▶ Task to complete
Return all of the lines below exactly as they are.

▶ Dataset content
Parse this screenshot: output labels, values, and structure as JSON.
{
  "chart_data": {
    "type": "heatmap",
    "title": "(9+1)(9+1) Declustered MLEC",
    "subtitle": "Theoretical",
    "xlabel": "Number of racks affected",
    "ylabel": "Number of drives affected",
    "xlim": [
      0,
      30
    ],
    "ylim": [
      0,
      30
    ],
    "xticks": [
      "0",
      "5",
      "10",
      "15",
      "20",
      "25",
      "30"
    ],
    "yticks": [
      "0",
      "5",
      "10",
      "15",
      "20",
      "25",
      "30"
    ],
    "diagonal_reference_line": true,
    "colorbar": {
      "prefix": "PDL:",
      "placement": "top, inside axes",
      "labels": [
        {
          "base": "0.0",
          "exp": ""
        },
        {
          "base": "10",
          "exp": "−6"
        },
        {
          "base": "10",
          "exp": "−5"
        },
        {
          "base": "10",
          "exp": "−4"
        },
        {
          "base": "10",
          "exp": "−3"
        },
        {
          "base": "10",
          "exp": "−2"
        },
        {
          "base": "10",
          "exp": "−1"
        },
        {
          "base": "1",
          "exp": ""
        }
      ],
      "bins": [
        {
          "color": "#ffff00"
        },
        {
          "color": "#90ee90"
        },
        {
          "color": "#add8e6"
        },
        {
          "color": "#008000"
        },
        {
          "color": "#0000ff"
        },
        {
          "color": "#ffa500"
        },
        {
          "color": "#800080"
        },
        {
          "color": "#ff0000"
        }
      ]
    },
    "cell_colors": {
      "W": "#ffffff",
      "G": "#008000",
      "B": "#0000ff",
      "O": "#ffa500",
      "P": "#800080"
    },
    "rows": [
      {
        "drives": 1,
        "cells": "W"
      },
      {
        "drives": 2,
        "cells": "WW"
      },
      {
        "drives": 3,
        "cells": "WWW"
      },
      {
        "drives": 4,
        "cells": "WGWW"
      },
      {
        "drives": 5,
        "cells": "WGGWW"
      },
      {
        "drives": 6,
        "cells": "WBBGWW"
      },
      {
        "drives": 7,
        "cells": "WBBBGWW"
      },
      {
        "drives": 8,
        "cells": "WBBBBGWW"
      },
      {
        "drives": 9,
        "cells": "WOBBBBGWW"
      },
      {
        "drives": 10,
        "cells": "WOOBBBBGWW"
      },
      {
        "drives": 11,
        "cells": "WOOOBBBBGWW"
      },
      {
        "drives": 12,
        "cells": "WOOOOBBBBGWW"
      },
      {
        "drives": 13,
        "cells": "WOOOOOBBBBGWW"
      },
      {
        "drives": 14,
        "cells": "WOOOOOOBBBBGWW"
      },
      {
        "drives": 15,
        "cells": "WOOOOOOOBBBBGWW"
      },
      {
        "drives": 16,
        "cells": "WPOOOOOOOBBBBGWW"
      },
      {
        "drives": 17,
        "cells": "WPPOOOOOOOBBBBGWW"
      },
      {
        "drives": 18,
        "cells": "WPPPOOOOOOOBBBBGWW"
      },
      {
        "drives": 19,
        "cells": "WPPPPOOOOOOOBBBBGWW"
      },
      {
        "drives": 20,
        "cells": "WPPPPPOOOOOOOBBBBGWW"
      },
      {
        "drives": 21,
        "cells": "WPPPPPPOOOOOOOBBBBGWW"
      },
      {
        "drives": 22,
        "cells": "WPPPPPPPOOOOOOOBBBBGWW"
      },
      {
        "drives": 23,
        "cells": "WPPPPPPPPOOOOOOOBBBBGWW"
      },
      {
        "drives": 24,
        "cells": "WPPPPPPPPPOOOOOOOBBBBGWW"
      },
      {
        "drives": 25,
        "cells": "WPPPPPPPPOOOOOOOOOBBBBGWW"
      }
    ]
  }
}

▶ Task response
Parse this screenshot: output labels, values, and structure as JSON.
{
  "chart_data": {
    "type": "heatmap",
    "title": "(9+1)(9+1) Declustered MLEC",
    "subtitle": "Theoretical",
    "xlabel": "Number of racks affected",
    "ylabel": "Number of drives affected",
    "xlim": [
      0,
      30
    ],
    "ylim": [
      0,
      30
    ],
    "xticks": [
      "0",
      "5",
      "10",
      "15",
      "20",
      "25",
      "30"
    ],
    "yticks": [
      "0",
      "5",
      "10",
      "15",
      "20",
      "25",
      "30"
    ],
    "diagonal_reference_line": true,
    "colorbar": {
      "prefix": "PDL:",
      "placement": "top, inside axes",
      "labels": [
        {
          "base": "0.0",
          "exp": ""
        },
        {
          "base": "10",
          "exp": "−6"
        },
        {
          "base": "10",
          "exp": "−5"
        },
        {
          "base": "10",
          "exp": "−4"
        },
        {
          "base": "10",
          "exp": "−3"
        },
        {
          "base": "10",
          "exp": "−2"
        },
        {
          "base": "10",
          "exp": "−1"
        },
        {
          "base": "1",
          "exp": ""
        }
      ],
      "bins": [
        {
          "color": "#ffff00"
        },
        {
          "color": "#90ee90"
        },
        {
          "color": "#add8e6"
        },
        {
          "color": "#008000"
        },
        {
          "color": "#0000ff"
        },
        {
          "color": "#ffa500"
        },
        {
          "color": "#800080"
        },
        {
          "color": "#ff0000"
        }
      ]
    },
    "cell_colors": {
      "W": "#ffffff",
      "G": "#008000",
      "B": "#0000ff",
      "O": "#ffa500",
      "P": "#800080"
    },
    "rows": [
      {
        "drives": 1,
        "cells": "W"
      },
      {
        "drives": 2,
        "cells": "WW"
      },
      {
        "drives": 3,
        "cells": "WWW"
      },
      {
        "drives": 4,
        "cells": "WGWW"
      },
      {
        "drives": 5,
        "cells": "WGGWW"
      },
      {
        "drives": 6,
        "cells": "WBBGWW"
      },
      {
        "drives": 7,
        "cells": "WBBBGWW"
      },
      {
        "drives": 8,
        "cells": "WBBBBGWW"
      },
      {
        "drives": 9,
        "cells": "WOBBBBGWW"
      },
      {
        "drives": 10,
        "cells": "WOOBBBBGWW"
      },
      {
        "drives": 11,
        "cells": "WOOOBBBBGWW"
      },
      {
        "drives": 12,
        "cells": "WOOOOBBBBGWW"
      },
      {
        "drives": 13,
        "cells": "WOOOOOBBBBGWW"
      },
      {
        "drives": 14,
        "cells": "WOOOOOOBBBBGWW"
      },
      {
        "drives": 15,
        "cells": "WOOOOOOOBBBBGWW"
      },
      {
        "drives": 16,
        "cells": "WPOOOOOOOBBBBGWW"
      },
      {
        "drives": 17,
        "cells": "WPPOOOOOOOBBBBGWW"
      },
      {
        "drives": 18,
        "cells": "WPPPOOOOOOOBBBBGWW"
      },
      {
        "drives": 19,
        "cells": "WPPPPOOOOOOOBBBBGWW"
      },
      {
        "drives": 20,
        "cells": "WPPPPPOOOOOOOBBBBGWW"
      },
      {
        "drives": 21,
        "cells": "WPPPPPPOOOOOOOBBBBGWW"
      },
      {
        "drives": 22,
        "cells": "WPPPPPPPOOOOOOOBBBBGWW"
      },
      {
        "drives": 23,
        "cells": "WPPPPPPPPOOOOOOOBBBBGWW"
      },
      {
        "drives": 24,
        "cells": "WPPPPPPPPPOOOOOOOBBBBGWW"
      },
      {
        "drives": 25,
        "cells": "WPPPPPPPPOOOOOOOOOBBBBGWW"
      }
    ]
  }
}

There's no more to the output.